Provided records:
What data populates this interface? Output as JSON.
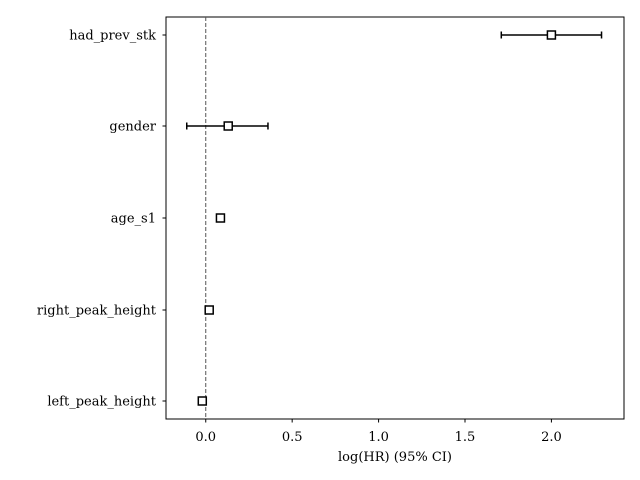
{
  "chart_data": {
    "type": "scatter",
    "title": "",
    "xlabel": "log(HR) (95% CI)",
    "ylabel": "",
    "xlim": [
      -0.23,
      2.42
    ],
    "xticks": [
      0.0,
      0.5,
      1.0,
      1.5,
      2.0
    ],
    "xtick_labels": [
      "0.0",
      "0.5",
      "1.0",
      "1.5",
      "2.0"
    ],
    "reference_line_x": 0.0,
    "grid": false,
    "categories": [
      "had_prev_stk",
      "gender",
      "age_s1",
      "right_peak_height",
      "left_peak_height"
    ],
    "points": [
      {
        "label": "had_prev_stk",
        "coef": 2.0,
        "lower": 1.71,
        "upper": 2.29
      },
      {
        "label": "gender",
        "coef": 0.13,
        "lower": -0.11,
        "upper": 0.36
      },
      {
        "label": "age_s1",
        "coef": 0.085,
        "lower": 0.07,
        "upper": 0.1
      },
      {
        "label": "right_peak_height",
        "coef": 0.02,
        "lower": 0.005,
        "upper": 0.035
      },
      {
        "label": "left_peak_height",
        "coef": -0.02,
        "lower": -0.035,
        "upper": -0.005
      }
    ],
    "colors": {
      "marker_edge": "#000000",
      "marker_face": "#ffffff",
      "errorbar": "#000000",
      "reference_line": "#555555"
    }
  }
}
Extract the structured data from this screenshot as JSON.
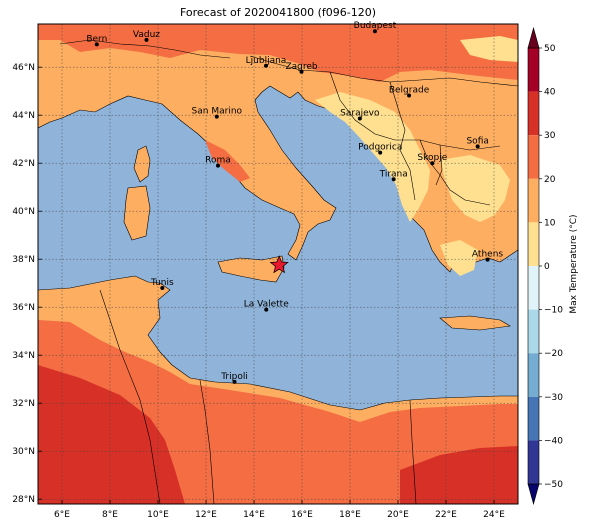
{
  "title": "Forecast of 2020041800 (f096-120)",
  "map": {
    "lon_range": [
      5,
      25
    ],
    "lat_range": [
      27.8,
      47.8
    ],
    "sea_color": "#8fb3d9",
    "land_color": "#fdae61",
    "warm_color": "#f46d43",
    "hot_color": "#d73027",
    "cool_color": "#fee090",
    "grid": true
  },
  "x_ticks": [
    {
      "lon": 6,
      "label": "6°E"
    },
    {
      "lon": 8,
      "label": "8°E"
    },
    {
      "lon": 10,
      "label": "10°E"
    },
    {
      "lon": 12,
      "label": "12°E"
    },
    {
      "lon": 14,
      "label": "14°E"
    },
    {
      "lon": 16,
      "label": "16°E"
    },
    {
      "lon": 18,
      "label": "18°E"
    },
    {
      "lon": 20,
      "label": "20°E"
    },
    {
      "lon": 22,
      "label": "22°E"
    },
    {
      "lon": 24,
      "label": "24°E"
    }
  ],
  "y_ticks": [
    {
      "lat": 28,
      "label": "28°N"
    },
    {
      "lat": 30,
      "label": "30°N"
    },
    {
      "lat": 32,
      "label": "32°N"
    },
    {
      "lat": 34,
      "label": "34°N"
    },
    {
      "lat": 36,
      "label": "36°N"
    },
    {
      "lat": 38,
      "label": "38°N"
    },
    {
      "lat": 40,
      "label": "40°N"
    },
    {
      "lat": 42,
      "label": "42°N"
    },
    {
      "lat": 44,
      "label": "44°N"
    },
    {
      "lat": 46,
      "label": "46°N"
    }
  ],
  "cities": [
    {
      "name": "Bern",
      "lon": 7.45,
      "lat": 46.95
    },
    {
      "name": "Vaduz",
      "lon": 9.52,
      "lat": 47.14
    },
    {
      "name": "Budapest",
      "lon": 19.04,
      "lat": 47.5
    },
    {
      "name": "Ljubljana",
      "lon": 14.5,
      "lat": 46.06
    },
    {
      "name": "Zagreb",
      "lon": 15.98,
      "lat": 45.81
    },
    {
      "name": "Belgrade",
      "lon": 20.46,
      "lat": 44.82
    },
    {
      "name": "San Marino",
      "lon": 12.45,
      "lat": 43.94
    },
    {
      "name": "Sarajevo",
      "lon": 18.41,
      "lat": 43.86
    },
    {
      "name": "Sofia",
      "lon": 23.32,
      "lat": 42.7
    },
    {
      "name": "Podgorica",
      "lon": 19.26,
      "lat": 42.44
    },
    {
      "name": "Skopje",
      "lon": 21.43,
      "lat": 42.0
    },
    {
      "name": "Roma",
      "lon": 12.5,
      "lat": 41.9
    },
    {
      "name": "Tirana",
      "lon": 19.82,
      "lat": 41.33
    },
    {
      "name": "Athens",
      "lon": 23.73,
      "lat": 37.98
    },
    {
      "name": "Tunis",
      "lon": 10.18,
      "lat": 36.8
    },
    {
      "name": "La Valette",
      "lon": 14.51,
      "lat": 35.9
    },
    {
      "name": "Tripoli",
      "lon": 13.19,
      "lat": 32.89
    }
  ],
  "marker": {
    "name": "star-marker",
    "lon": 15.05,
    "lat": 37.75,
    "color": "#e8192c"
  },
  "colorbar": {
    "label": "Max Temperature (°C)",
    "ticks": [
      50,
      40,
      30,
      20,
      10,
      0,
      -10,
      -20,
      -30,
      -40,
      -50
    ],
    "tick_labels": [
      "50",
      "40",
      "30",
      "20",
      "10",
      "0",
      "−10",
      "−20",
      "−30",
      "−40",
      "−50"
    ],
    "colors": [
      "#67001f",
      "#b2182b",
      "#d73027",
      "#f46d43",
      "#fdae61",
      "#fee090",
      "#e0f3f8",
      "#abd9e9",
      "#74add1",
      "#4575b4",
      "#313695"
    ],
    "top_extend": "#67001f",
    "bottom_extend": "#08066e"
  }
}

Problem description: Each line of the data should be quoted exactly, with pictures left out.

Correct result:
What data populates this interface? Output as JSON.
{
  "chart_data": {
    "type": "scatter",
    "title": "",
    "xlabel": "log(HR) (95% CI)",
    "ylabel": "",
    "xlim": [
      -0.23,
      2.42
    ],
    "xticks": [
      0.0,
      0.5,
      1.0,
      1.5,
      2.0
    ],
    "xtick_labels": [
      "0.0",
      "0.5",
      "1.0",
      "1.5",
      "2.0"
    ],
    "reference_line_x": 0.0,
    "grid": false,
    "categories": [
      "had_prev_stk",
      "gender",
      "age_s1",
      "right_peak_height",
      "left_peak_height"
    ],
    "points": [
      {
        "label": "had_prev_stk",
        "coef": 2.0,
        "lower": 1.71,
        "upper": 2.29
      },
      {
        "label": "gender",
        "coef": 0.13,
        "lower": -0.11,
        "upper": 0.36
      },
      {
        "label": "age_s1",
        "coef": 0.085,
        "lower": 0.07,
        "upper": 0.1
      },
      {
        "label": "right_peak_height",
        "coef": 0.02,
        "lower": 0.005,
        "upper": 0.035
      },
      {
        "label": "left_peak_height",
        "coef": -0.02,
        "lower": -0.035,
        "upper": -0.005
      }
    ],
    "colors": {
      "marker_edge": "#000000",
      "marker_face": "#ffffff",
      "errorbar": "#000000",
      "reference_line": "#555555"
    }
  }
}
Extract the structured data from this screenshot as JSON.
{
  "title": "Forecast of 2020041800 (f096-120)",
  "map": {
    "lon_range": [
      5,
      25
    ],
    "lat_range": [
      27.8,
      47.8
    ],
    "sea_color": "#8fb3d9",
    "land_color": "#fdae61",
    "warm_color": "#f46d43",
    "hot_color": "#d73027",
    "cool_color": "#fee090",
    "grid": true
  },
  "x_ticks": [
    {
      "lon": 6,
      "label": "6°E"
    },
    {
      "lon": 8,
      "label": "8°E"
    },
    {
      "lon": 10,
      "label": "10°E"
    },
    {
      "lon": 12,
      "label": "12°E"
    },
    {
      "lon": 14,
      "label": "14°E"
    },
    {
      "lon": 16,
      "label": "16°E"
    },
    {
      "lon": 18,
      "label": "18°E"
    },
    {
      "lon": 20,
      "label": "20°E"
    },
    {
      "lon": 22,
      "label": "22°E"
    },
    {
      "lon": 24,
      "label": "24°E"
    }
  ],
  "y_ticks": [
    {
      "lat": 28,
      "label": "28°N"
    },
    {
      "lat": 30,
      "label": "30°N"
    },
    {
      "lat": 32,
      "label": "32°N"
    },
    {
      "lat": 34,
      "label": "34°N"
    },
    {
      "lat": 36,
      "label": "36°N"
    },
    {
      "lat": 38,
      "label": "38°N"
    },
    {
      "lat": 40,
      "label": "40°N"
    },
    {
      "lat": 42,
      "label": "42°N"
    },
    {
      "lat": 44,
      "label": "44°N"
    },
    {
      "lat": 46,
      "label": "46°N"
    }
  ],
  "cities": [
    {
      "name": "Bern",
      "lon": 7.45,
      "lat": 46.95
    },
    {
      "name": "Vaduz",
      "lon": 9.52,
      "lat": 47.14
    },
    {
      "name": "Budapest",
      "lon": 19.04,
      "lat": 47.5
    },
    {
      "name": "Ljubljana",
      "lon": 14.5,
      "lat": 46.06
    },
    {
      "name": "Zagreb",
      "lon": 15.98,
      "lat": 45.81
    },
    {
      "name": "Belgrade",
      "lon": 20.46,
      "lat": 44.82
    },
    {
      "name": "San Marino",
      "lon": 12.45,
      "lat": 43.94
    },
    {
      "name": "Sarajevo",
      "lon": 18.41,
      "lat": 43.86
    },
    {
      "name": "Sofia",
      "lon": 23.32,
      "lat": 42.7
    },
    {
      "name": "Podgorica",
      "lon": 19.26,
      "lat": 42.44
    },
    {
      "name": "Skopje",
      "lon": 21.43,
      "lat": 42.0
    },
    {
      "name": "Roma",
      "lon": 12.5,
      "lat": 41.9
    },
    {
      "name": "Tirana",
      "lon": 19.82,
      "lat": 41.33
    },
    {
      "name": "Athens",
      "lon": 23.73,
      "lat": 37.98
    },
    {
      "name": "Tunis",
      "lon": 10.18,
      "lat": 36.8
    },
    {
      "name": "La Valette",
      "lon": 14.51,
      "lat": 35.9
    },
    {
      "name": "Tripoli",
      "lon": 13.19,
      "lat": 32.89
    }
  ],
  "marker": {
    "name": "star-marker",
    "lon": 15.05,
    "lat": 37.75,
    "color": "#e8192c"
  },
  "colorbar": {
    "label": "Max Temperature (°C)",
    "ticks": [
      50,
      40,
      30,
      20,
      10,
      0,
      -10,
      -20,
      -30,
      -40,
      -50
    ],
    "tick_labels": [
      "50",
      "40",
      "30",
      "20",
      "10",
      "0",
      "−10",
      "−20",
      "−30",
      "−40",
      "−50"
    ],
    "colors": [
      "#67001f",
      "#b2182b",
      "#d73027",
      "#f46d43",
      "#fdae61",
      "#fee090",
      "#e0f3f8",
      "#abd9e9",
      "#74add1",
      "#4575b4",
      "#313695"
    ],
    "top_extend": "#67001f",
    "bottom_extend": "#08066e"
  }
}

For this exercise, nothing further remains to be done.